[Data records]
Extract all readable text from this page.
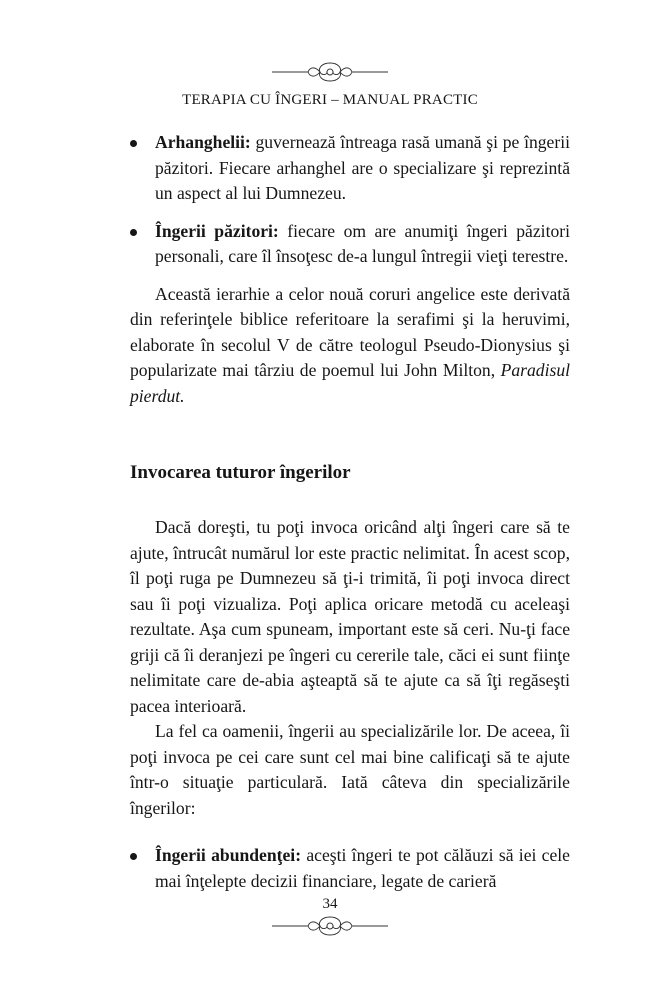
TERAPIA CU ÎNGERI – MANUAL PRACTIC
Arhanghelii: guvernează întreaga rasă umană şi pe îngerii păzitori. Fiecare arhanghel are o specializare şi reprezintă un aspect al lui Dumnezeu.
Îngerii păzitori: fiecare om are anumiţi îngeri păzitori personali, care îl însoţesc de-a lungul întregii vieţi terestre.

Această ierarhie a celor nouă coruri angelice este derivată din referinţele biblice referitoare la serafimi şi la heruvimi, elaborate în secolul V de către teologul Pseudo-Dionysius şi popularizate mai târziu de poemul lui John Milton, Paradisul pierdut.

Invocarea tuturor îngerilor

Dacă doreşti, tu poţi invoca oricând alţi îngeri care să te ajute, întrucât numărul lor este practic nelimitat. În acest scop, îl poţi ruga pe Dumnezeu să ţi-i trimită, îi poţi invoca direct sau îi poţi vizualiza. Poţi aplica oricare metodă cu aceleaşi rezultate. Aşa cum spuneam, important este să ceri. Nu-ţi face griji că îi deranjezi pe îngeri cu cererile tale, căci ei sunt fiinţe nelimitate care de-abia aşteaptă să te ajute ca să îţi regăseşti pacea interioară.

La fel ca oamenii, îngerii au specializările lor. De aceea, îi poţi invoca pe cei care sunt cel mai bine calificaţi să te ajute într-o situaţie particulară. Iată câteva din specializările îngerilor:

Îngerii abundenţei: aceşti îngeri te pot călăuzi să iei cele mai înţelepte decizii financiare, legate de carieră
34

--

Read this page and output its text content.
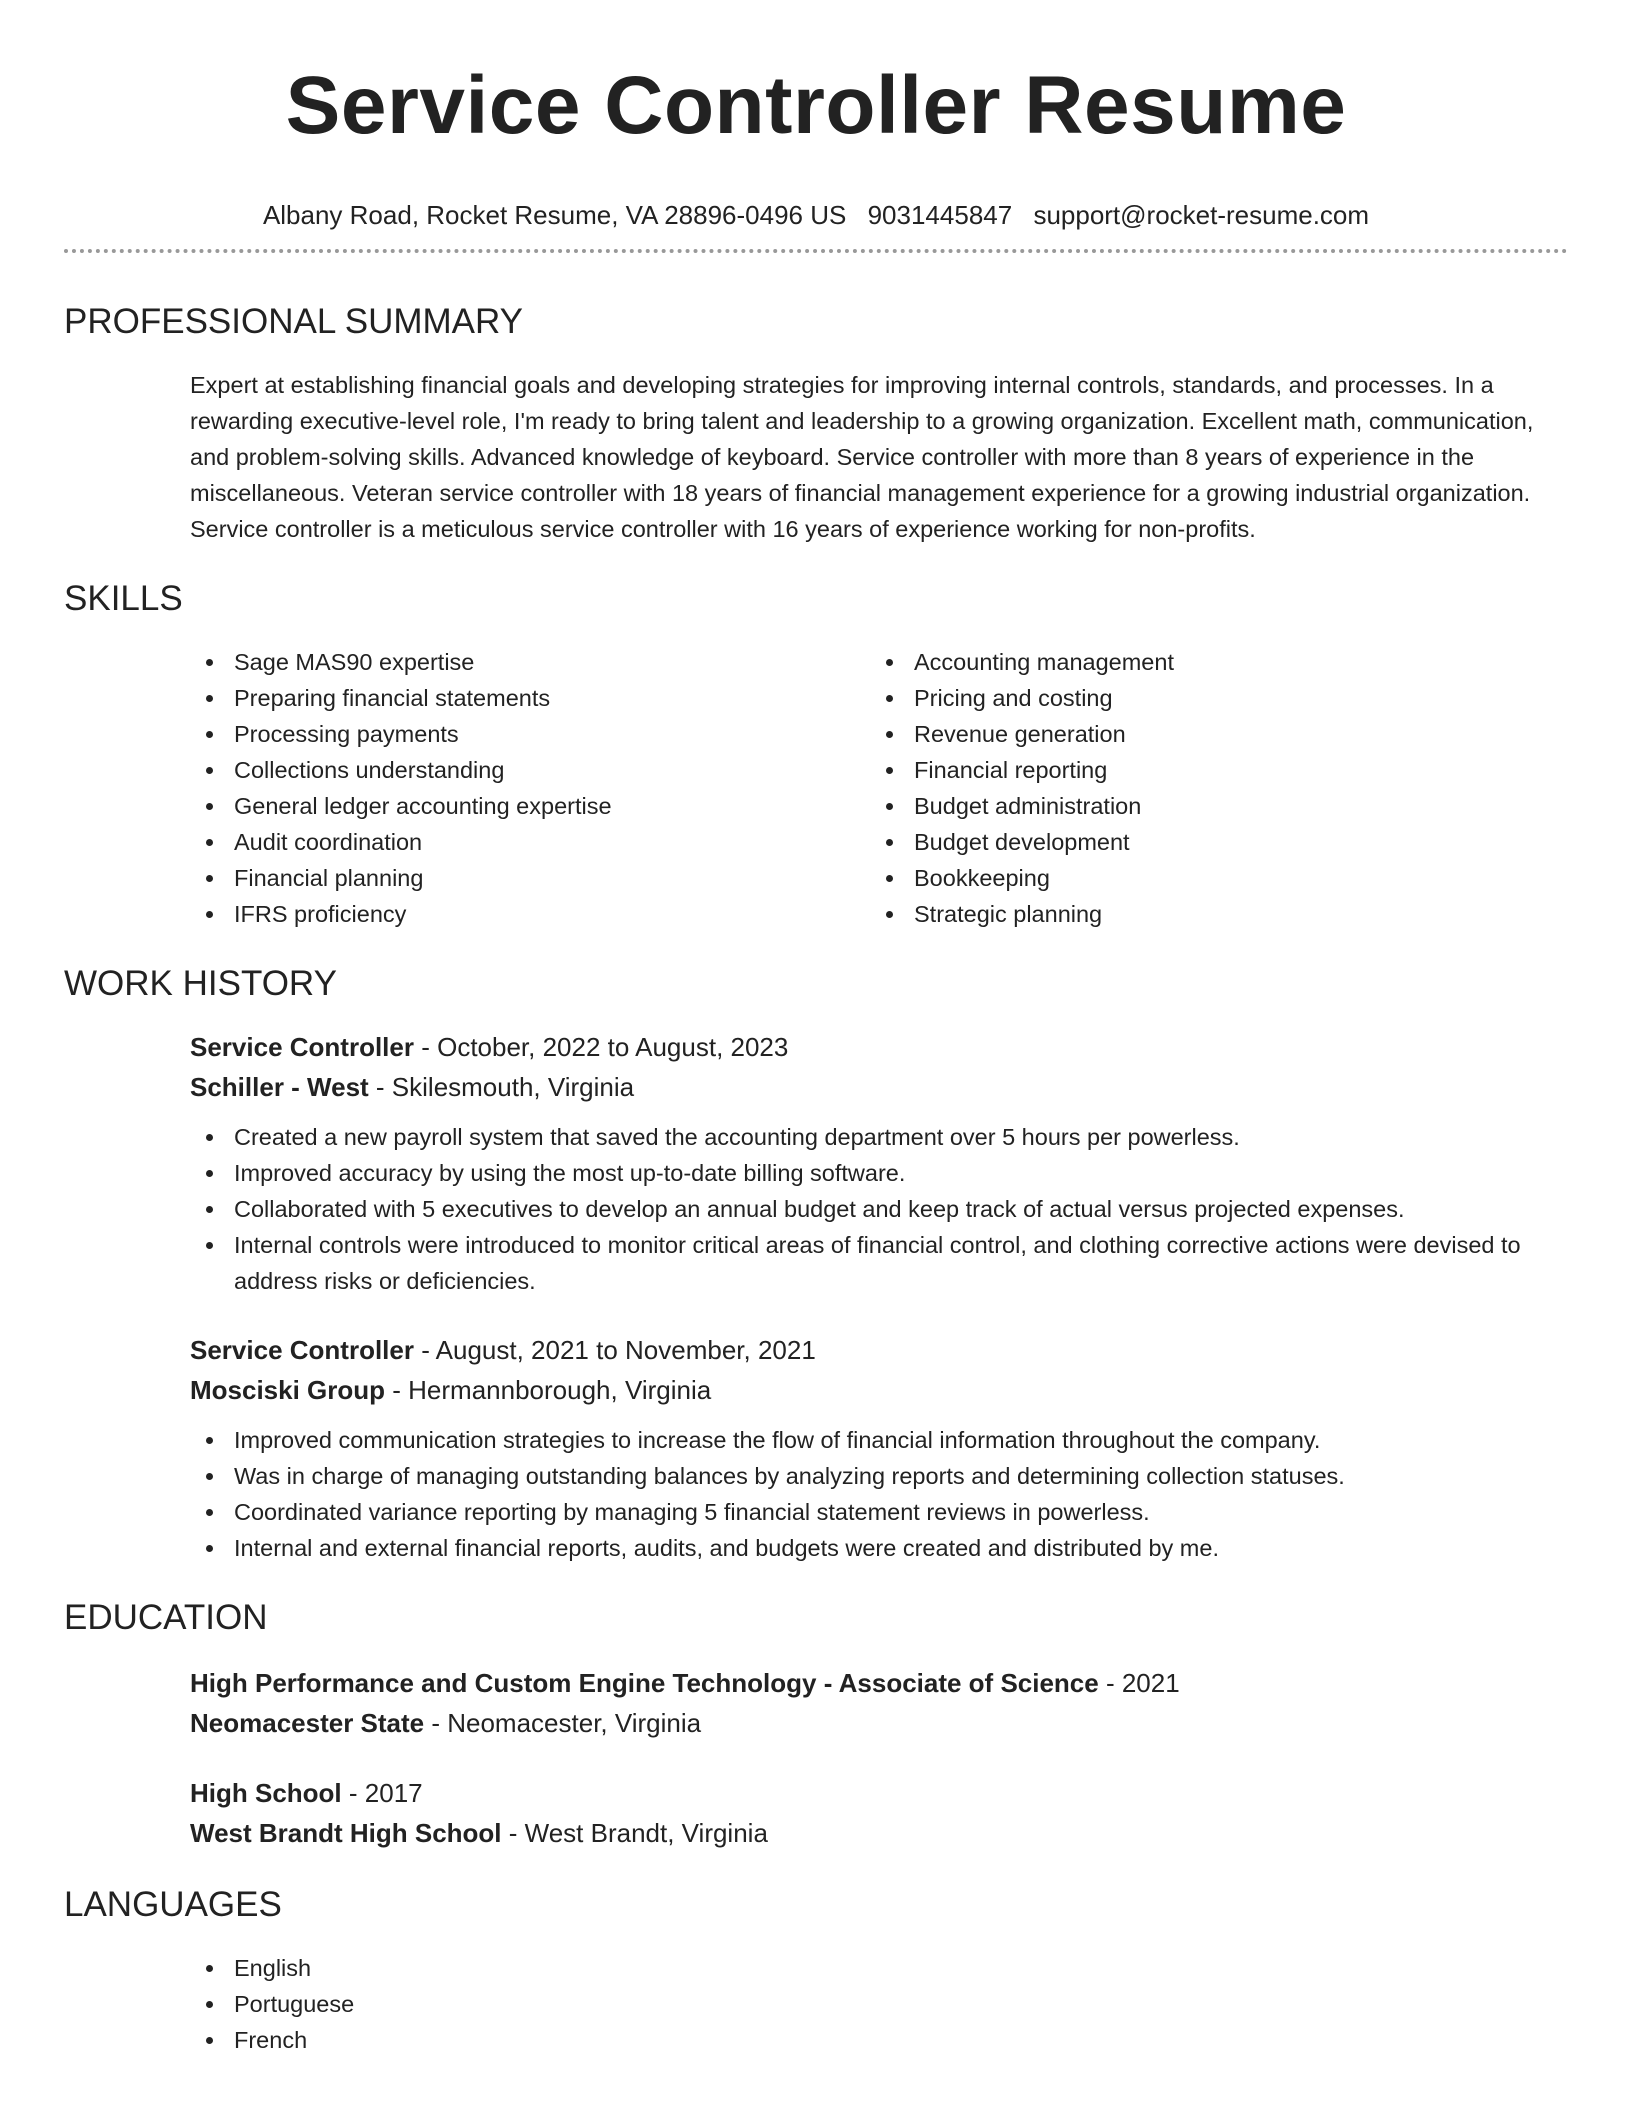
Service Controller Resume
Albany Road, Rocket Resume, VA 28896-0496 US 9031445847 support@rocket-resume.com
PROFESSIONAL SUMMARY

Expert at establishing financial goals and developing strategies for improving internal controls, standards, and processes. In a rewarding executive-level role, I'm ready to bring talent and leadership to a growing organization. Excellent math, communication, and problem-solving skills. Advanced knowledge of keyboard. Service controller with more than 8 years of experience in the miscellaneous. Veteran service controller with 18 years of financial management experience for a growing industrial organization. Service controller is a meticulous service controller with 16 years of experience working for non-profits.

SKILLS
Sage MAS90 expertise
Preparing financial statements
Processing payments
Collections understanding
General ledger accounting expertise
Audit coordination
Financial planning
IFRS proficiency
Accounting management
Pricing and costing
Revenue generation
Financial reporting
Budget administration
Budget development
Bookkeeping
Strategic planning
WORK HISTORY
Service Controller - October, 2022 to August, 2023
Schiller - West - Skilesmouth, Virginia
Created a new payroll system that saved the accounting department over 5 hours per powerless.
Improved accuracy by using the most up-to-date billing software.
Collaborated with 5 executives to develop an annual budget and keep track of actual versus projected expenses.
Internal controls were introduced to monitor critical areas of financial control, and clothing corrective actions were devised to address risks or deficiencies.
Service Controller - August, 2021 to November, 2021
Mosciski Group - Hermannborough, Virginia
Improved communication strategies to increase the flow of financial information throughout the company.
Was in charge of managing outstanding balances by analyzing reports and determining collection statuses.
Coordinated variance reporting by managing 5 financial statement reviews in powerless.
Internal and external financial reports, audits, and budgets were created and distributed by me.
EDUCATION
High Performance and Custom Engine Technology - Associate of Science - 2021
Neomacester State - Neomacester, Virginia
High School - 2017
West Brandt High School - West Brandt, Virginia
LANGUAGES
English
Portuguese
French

==

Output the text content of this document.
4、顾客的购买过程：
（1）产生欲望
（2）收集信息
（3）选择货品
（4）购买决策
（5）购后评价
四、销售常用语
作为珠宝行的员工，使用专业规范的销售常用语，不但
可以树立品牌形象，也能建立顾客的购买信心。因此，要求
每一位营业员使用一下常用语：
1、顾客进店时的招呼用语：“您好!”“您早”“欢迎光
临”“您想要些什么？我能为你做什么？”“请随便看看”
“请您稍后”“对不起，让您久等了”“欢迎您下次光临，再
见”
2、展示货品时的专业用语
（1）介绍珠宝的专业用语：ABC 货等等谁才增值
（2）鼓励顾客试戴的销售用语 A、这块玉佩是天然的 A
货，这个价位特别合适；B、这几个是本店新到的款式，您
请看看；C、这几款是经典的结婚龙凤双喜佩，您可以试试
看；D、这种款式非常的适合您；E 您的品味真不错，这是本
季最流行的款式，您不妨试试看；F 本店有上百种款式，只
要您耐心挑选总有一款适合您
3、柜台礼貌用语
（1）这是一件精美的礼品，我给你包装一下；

_Set exercise_: Scan the material above. Copy each line that holds the word "planning".

_Answer to this task_:
Financial planning
Strategic planning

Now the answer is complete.